### Input records:
◆ ◆ ◆ ◆
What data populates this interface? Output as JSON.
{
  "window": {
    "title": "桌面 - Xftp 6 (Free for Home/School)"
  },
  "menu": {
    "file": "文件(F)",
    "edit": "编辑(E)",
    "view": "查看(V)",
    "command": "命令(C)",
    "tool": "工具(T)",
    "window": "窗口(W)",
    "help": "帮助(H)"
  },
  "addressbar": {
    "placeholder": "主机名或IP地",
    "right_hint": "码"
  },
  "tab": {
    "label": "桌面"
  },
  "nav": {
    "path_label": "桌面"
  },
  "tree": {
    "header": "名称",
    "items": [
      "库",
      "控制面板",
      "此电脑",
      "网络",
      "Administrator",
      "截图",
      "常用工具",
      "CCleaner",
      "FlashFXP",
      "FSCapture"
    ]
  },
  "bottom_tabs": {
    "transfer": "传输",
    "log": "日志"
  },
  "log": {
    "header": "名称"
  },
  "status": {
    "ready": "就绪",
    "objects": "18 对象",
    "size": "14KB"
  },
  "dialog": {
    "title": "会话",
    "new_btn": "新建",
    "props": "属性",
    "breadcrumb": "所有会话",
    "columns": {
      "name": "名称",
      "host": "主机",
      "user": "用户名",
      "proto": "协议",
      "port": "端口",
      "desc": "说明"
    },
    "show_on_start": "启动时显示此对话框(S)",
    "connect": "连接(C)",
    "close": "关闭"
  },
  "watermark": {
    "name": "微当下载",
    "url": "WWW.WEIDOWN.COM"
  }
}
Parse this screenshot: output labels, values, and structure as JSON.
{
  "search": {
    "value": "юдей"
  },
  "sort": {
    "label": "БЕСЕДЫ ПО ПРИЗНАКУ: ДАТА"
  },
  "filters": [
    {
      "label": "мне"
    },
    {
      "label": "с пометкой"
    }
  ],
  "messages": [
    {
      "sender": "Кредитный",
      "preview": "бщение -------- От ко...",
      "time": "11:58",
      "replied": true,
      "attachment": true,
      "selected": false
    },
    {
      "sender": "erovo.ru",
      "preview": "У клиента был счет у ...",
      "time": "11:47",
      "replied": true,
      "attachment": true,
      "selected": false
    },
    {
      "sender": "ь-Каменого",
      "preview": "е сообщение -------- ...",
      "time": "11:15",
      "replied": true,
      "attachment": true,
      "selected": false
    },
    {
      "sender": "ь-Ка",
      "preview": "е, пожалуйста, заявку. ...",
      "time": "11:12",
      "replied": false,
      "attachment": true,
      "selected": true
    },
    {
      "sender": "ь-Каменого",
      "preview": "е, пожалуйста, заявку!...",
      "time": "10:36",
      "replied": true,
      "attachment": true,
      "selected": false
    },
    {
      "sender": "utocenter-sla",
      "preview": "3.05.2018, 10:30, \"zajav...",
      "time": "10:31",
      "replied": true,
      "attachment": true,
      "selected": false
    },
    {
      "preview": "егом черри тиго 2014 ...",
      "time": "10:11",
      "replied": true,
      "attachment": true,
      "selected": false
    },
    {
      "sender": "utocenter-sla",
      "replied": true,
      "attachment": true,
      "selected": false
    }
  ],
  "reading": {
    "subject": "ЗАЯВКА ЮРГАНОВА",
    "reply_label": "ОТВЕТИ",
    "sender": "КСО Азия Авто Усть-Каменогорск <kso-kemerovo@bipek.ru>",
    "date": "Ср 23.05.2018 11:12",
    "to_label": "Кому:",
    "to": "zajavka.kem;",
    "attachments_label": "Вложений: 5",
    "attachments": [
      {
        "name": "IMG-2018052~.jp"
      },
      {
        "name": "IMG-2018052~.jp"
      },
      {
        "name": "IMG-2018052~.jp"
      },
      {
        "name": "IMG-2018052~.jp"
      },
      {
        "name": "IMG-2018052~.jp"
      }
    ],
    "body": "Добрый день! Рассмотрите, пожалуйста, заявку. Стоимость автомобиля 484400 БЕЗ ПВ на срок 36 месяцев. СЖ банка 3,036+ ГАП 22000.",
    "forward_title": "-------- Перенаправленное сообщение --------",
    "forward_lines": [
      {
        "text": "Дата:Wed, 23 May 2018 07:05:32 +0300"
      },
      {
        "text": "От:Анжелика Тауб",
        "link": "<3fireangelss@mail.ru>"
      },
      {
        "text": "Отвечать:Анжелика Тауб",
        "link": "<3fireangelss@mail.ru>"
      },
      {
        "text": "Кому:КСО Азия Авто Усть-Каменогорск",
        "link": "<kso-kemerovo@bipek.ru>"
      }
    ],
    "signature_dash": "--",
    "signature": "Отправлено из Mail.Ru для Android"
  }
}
◆ ◆ ◆ ◆
### Task details:
Using the listing above, pick out each line that contains the word "сообщение", then copy it.

### Task response:
      "preview": "е сообщение -------- ...",
    "forward_title": "-------- Перенаправленное сообщение --------",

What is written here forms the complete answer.